### Directive
All the records that follow need to be reproduced exactly. Omit the images.

### Records that describe figures
* * * *

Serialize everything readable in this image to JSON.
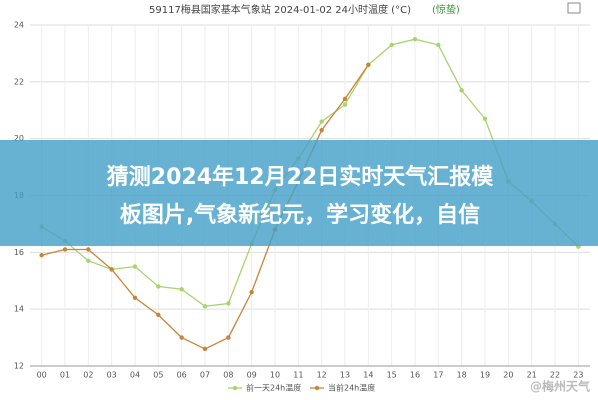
{
  "chart_data": {
    "type": "line",
    "title": "59117梅县国家基本气象站  2024-01-02  24小时温度 (°C)",
    "subtitle": "(惊蛰)",
    "categories": [
      "00",
      "01",
      "02",
      "03",
      "04",
      "05",
      "06",
      "07",
      "08",
      "09",
      "10",
      "11",
      "12",
      "13",
      "14",
      "15",
      "16",
      "17",
      "18",
      "19",
      "20",
      "21",
      "22",
      "23"
    ],
    "series": [
      {
        "name": "前一天24h温度",
        "color": "#a8d46f",
        "values": [
          16.9,
          16.4,
          15.7,
          15.4,
          15.5,
          14.8,
          14.7,
          14.1,
          14.2,
          16.3,
          18.2,
          19.3,
          20.6,
          21.2,
          22.6,
          23.3,
          23.5,
          23.3,
          21.7,
          20.7,
          18.5,
          17.8,
          17.0,
          16.2
        ]
      },
      {
        "name": "当前24h温度",
        "color": "#c8853a",
        "values": [
          15.9,
          16.1,
          16.1,
          15.4,
          14.4,
          13.8,
          13.0,
          12.6,
          13.0,
          14.6,
          16.8,
          18.5,
          20.3,
          21.4,
          22.6,
          null,
          null,
          null,
          null,
          null,
          null,
          null,
          null,
          null
        ]
      }
    ],
    "ylim": [
      12,
      24
    ],
    "yticks": [
      12,
      14,
      16,
      18,
      20,
      22,
      24
    ],
    "grid": true
  },
  "banner": {
    "lines": [
      "猜测2024年12月22日实时天气汇报模",
      "板图片,气象新纪元，学习变化，自信"
    ]
  },
  "watermark": "@梅州天气"
}
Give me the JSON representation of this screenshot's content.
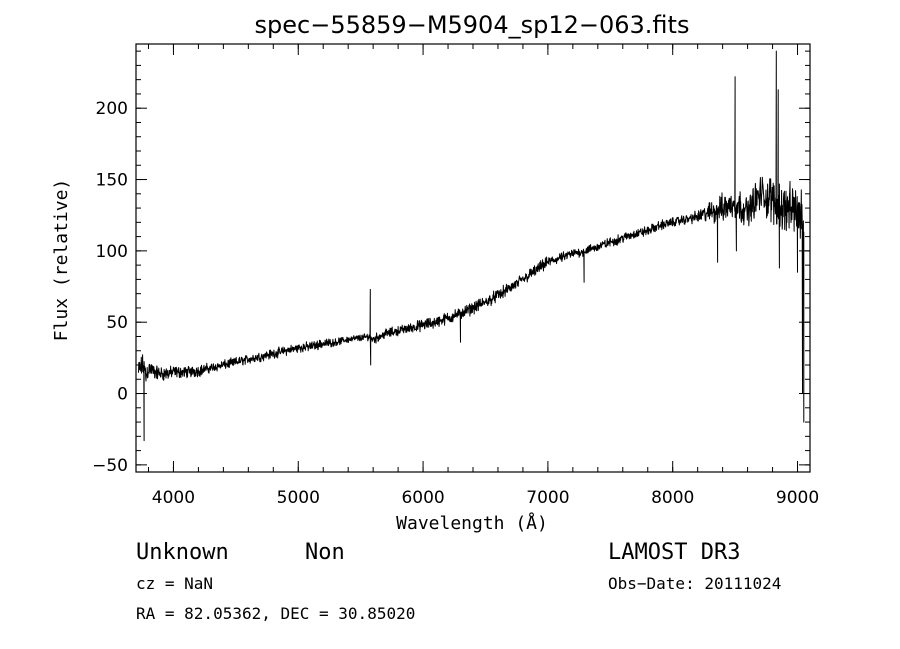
{
  "chart_data": {
    "type": "line",
    "title": "spec−55859−M5904_sp12−063.fits",
    "xlabel": "Wavelength (Å)",
    "ylabel": "Flux (relative)",
    "xlim": [
      3700,
      9100
    ],
    "ylim": [
      -55,
      245
    ],
    "x_ticks": [
      4000,
      5000,
      6000,
      7000,
      8000,
      9000
    ],
    "x_tick_labels": [
      "4000",
      "5000",
      "6000",
      "7000",
      "8000",
      "9000"
    ],
    "y_ticks": [
      -50,
      0,
      50,
      100,
      150,
      200
    ],
    "y_tick_labels": [
      "−50",
      "0",
      "50",
      "100",
      "150",
      "200"
    ],
    "x_minor_step": 200,
    "y_minor_step": 10,
    "grid": false,
    "series": [
      {
        "name": "flux",
        "x": [
          3720,
          3740,
          3760,
          3780,
          3800,
          3850,
          3900,
          3950,
          4000,
          4100,
          4200,
          4300,
          4400,
          4500,
          4600,
          4700,
          4800,
          4900,
          5000,
          5100,
          5200,
          5300,
          5400,
          5500,
          5570,
          5600,
          5700,
          5800,
          5900,
          6000,
          6100,
          6200,
          6300,
          6400,
          6500,
          6600,
          6700,
          6800,
          6900,
          7000,
          7100,
          7200,
          7300,
          7400,
          7500,
          7600,
          7700,
          7800,
          7900,
          8000,
          8100,
          8200,
          8300,
          8400,
          8500,
          8600,
          8700,
          8800,
          8900,
          9000,
          9050
        ],
        "y": [
          15,
          18,
          20,
          12,
          18,
          15,
          14,
          14,
          15,
          15,
          16,
          18,
          20,
          22,
          24,
          26,
          28,
          30,
          32,
          33,
          35,
          36,
          38,
          39,
          40,
          38,
          42,
          44,
          46,
          48,
          50,
          53,
          56,
          60,
          64,
          69,
          74,
          80,
          86,
          92,
          95,
          98,
          100,
          103,
          106,
          109,
          112,
          114,
          118,
          120,
          122,
          124,
          127,
          130,
          133,
          128,
          140,
          135,
          130,
          128,
          120
        ],
        "noise": [
          10,
          10,
          10,
          10,
          8,
          6,
          6,
          6,
          5,
          5,
          5,
          4,
          4,
          4,
          4,
          4,
          4,
          4,
          4,
          4,
          4,
          3,
          3,
          3,
          3,
          4,
          4,
          4,
          4,
          5,
          5,
          5,
          5,
          5,
          5,
          5,
          5,
          5,
          5,
          5,
          4,
          4,
          4,
          4,
          4,
          4,
          4,
          4,
          4,
          4,
          4,
          5,
          9,
          12,
          14,
          12,
          16,
          20,
          20,
          22,
          20
        ]
      }
    ],
    "features": [
      {
        "x": 3765,
        "y": -33
      },
      {
        "x": 5577,
        "y": 73
      },
      {
        "x": 5580,
        "y": 20
      },
      {
        "x": 6300,
        "y": 36
      },
      {
        "x": 7290,
        "y": 78
      },
      {
        "x": 8360,
        "y": 92
      },
      {
        "x": 8500,
        "y": 222
      },
      {
        "x": 8510,
        "y": 100
      },
      {
        "x": 8830,
        "y": 240
      },
      {
        "x": 8845,
        "y": 213
      },
      {
        "x": 8855,
        "y": 88
      },
      {
        "x": 9000,
        "y": 85
      },
      {
        "x": 9040,
        "y": 0
      },
      {
        "x": 9050,
        "y": -20
      }
    ]
  },
  "info": {
    "object_class": "Unknown",
    "object_subclass": "Non",
    "survey": "LAMOST DR3",
    "redshift": "cz = NaN",
    "obs_date": "Obs−Date: 20111024",
    "coordinates": "RA =  82.05362, DEC =  30.85020"
  },
  "colors": {
    "line": "#000000",
    "background": "#ffffff"
  }
}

* * * *

### Solution to this exercise
Serialize everything readable in this image to JSON.
{
  "chart_data": {
    "type": "line",
    "title": "59117梅县国家基本气象站  2024-01-02  24小时温度 (°C)",
    "subtitle": "(惊蛰)",
    "categories": [
      "00",
      "01",
      "02",
      "03",
      "04",
      "05",
      "06",
      "07",
      "08",
      "09",
      "10",
      "11",
      "12",
      "13",
      "14",
      "15",
      "16",
      "17",
      "18",
      "19",
      "20",
      "21",
      "22",
      "23"
    ],
    "series": [
      {
        "name": "前一天24h温度",
        "color": "#a8d46f",
        "values": [
          16.9,
          16.4,
          15.7,
          15.4,
          15.5,
          14.8,
          14.7,
          14.1,
          14.2,
          16.3,
          18.2,
          19.3,
          20.6,
          21.2,
          22.6,
          23.3,
          23.5,
          23.3,
          21.7,
          20.7,
          18.5,
          17.8,
          17.0,
          16.2
        ]
      },
      {
        "name": "当前24h温度",
        "color": "#c8853a",
        "values": [
          15.9,
          16.1,
          16.1,
          15.4,
          14.4,
          13.8,
          13.0,
          12.6,
          13.0,
          14.6,
          16.8,
          18.5,
          20.3,
          21.4,
          22.6,
          null,
          null,
          null,
          null,
          null,
          null,
          null,
          null,
          null
        ]
      }
    ],
    "ylim": [
      12,
      24
    ],
    "yticks": [
      12,
      14,
      16,
      18,
      20,
      22,
      24
    ],
    "grid": true
  },
  "banner": {
    "lines": [
      "猜测2024年12月22日实时天气汇报模",
      "板图片,气象新纪元，学习变化，自信"
    ]
  },
  "watermark": "@梅州天气"
}
Give me the JSON representation of this screenshot's content.
{
  "chart_data": {
    "type": "line",
    "title": "spec−55859−M5904_sp12−063.fits",
    "xlabel": "Wavelength (Å)",
    "ylabel": "Flux (relative)",
    "xlim": [
      3700,
      9100
    ],
    "ylim": [
      -55,
      245
    ],
    "x_ticks": [
      4000,
      5000,
      6000,
      7000,
      8000,
      9000
    ],
    "x_tick_labels": [
      "4000",
      "5000",
      "6000",
      "7000",
      "8000",
      "9000"
    ],
    "y_ticks": [
      -50,
      0,
      50,
      100,
      150,
      200
    ],
    "y_tick_labels": [
      "−50",
      "0",
      "50",
      "100",
      "150",
      "200"
    ],
    "x_minor_step": 200,
    "y_minor_step": 10,
    "grid": false,
    "series": [
      {
        "name": "flux",
        "x": [
          3720,
          3740,
          3760,
          3780,
          3800,
          3850,
          3900,
          3950,
          4000,
          4100,
          4200,
          4300,
          4400,
          4500,
          4600,
          4700,
          4800,
          4900,
          5000,
          5100,
          5200,
          5300,
          5400,
          5500,
          5570,
          5600,
          5700,
          5800,
          5900,
          6000,
          6100,
          6200,
          6300,
          6400,
          6500,
          6600,
          6700,
          6800,
          6900,
          7000,
          7100,
          7200,
          7300,
          7400,
          7500,
          7600,
          7700,
          7800,
          7900,
          8000,
          8100,
          8200,
          8300,
          8400,
          8500,
          8600,
          8700,
          8800,
          8900,
          9000,
          9050
        ],
        "y": [
          15,
          18,
          20,
          12,
          18,
          15,
          14,
          14,
          15,
          15,
          16,
          18,
          20,
          22,
          24,
          26,
          28,
          30,
          32,
          33,
          35,
          36,
          38,
          39,
          40,
          38,
          42,
          44,
          46,
          48,
          50,
          53,
          56,
          60,
          64,
          69,
          74,
          80,
          86,
          92,
          95,
          98,
          100,
          103,
          106,
          109,
          112,
          114,
          118,
          120,
          122,
          124,
          127,
          130,
          133,
          128,
          140,
          135,
          130,
          128,
          120
        ],
        "noise": [
          10,
          10,
          10,
          10,
          8,
          6,
          6,
          6,
          5,
          5,
          5,
          4,
          4,
          4,
          4,
          4,
          4,
          4,
          4,
          4,
          4,
          3,
          3,
          3,
          3,
          4,
          4,
          4,
          4,
          5,
          5,
          5,
          5,
          5,
          5,
          5,
          5,
          5,
          5,
          5,
          4,
          4,
          4,
          4,
          4,
          4,
          4,
          4,
          4,
          4,
          4,
          5,
          9,
          12,
          14,
          12,
          16,
          20,
          20,
          22,
          20
        ]
      }
    ],
    "features": [
      {
        "x": 3765,
        "y": -33
      },
      {
        "x": 5577,
        "y": 73
      },
      {
        "x": 5580,
        "y": 20
      },
      {
        "x": 6300,
        "y": 36
      },
      {
        "x": 7290,
        "y": 78
      },
      {
        "x": 8360,
        "y": 92
      },
      {
        "x": 8500,
        "y": 222
      },
      {
        "x": 8510,
        "y": 100
      },
      {
        "x": 8830,
        "y": 240
      },
      {
        "x": 8845,
        "y": 213
      },
      {
        "x": 8855,
        "y": 88
      },
      {
        "x": 9000,
        "y": 85
      },
      {
        "x": 9040,
        "y": 0
      },
      {
        "x": 9050,
        "y": -20
      }
    ]
  },
  "info": {
    "object_class": "Unknown",
    "object_subclass": "Non",
    "survey": "LAMOST DR3",
    "redshift": "cz = NaN",
    "obs_date": "Obs−Date: 20111024",
    "coordinates": "RA =  82.05362, DEC =  30.85020"
  },
  "colors": {
    "line": "#000000",
    "background": "#ffffff"
  }
}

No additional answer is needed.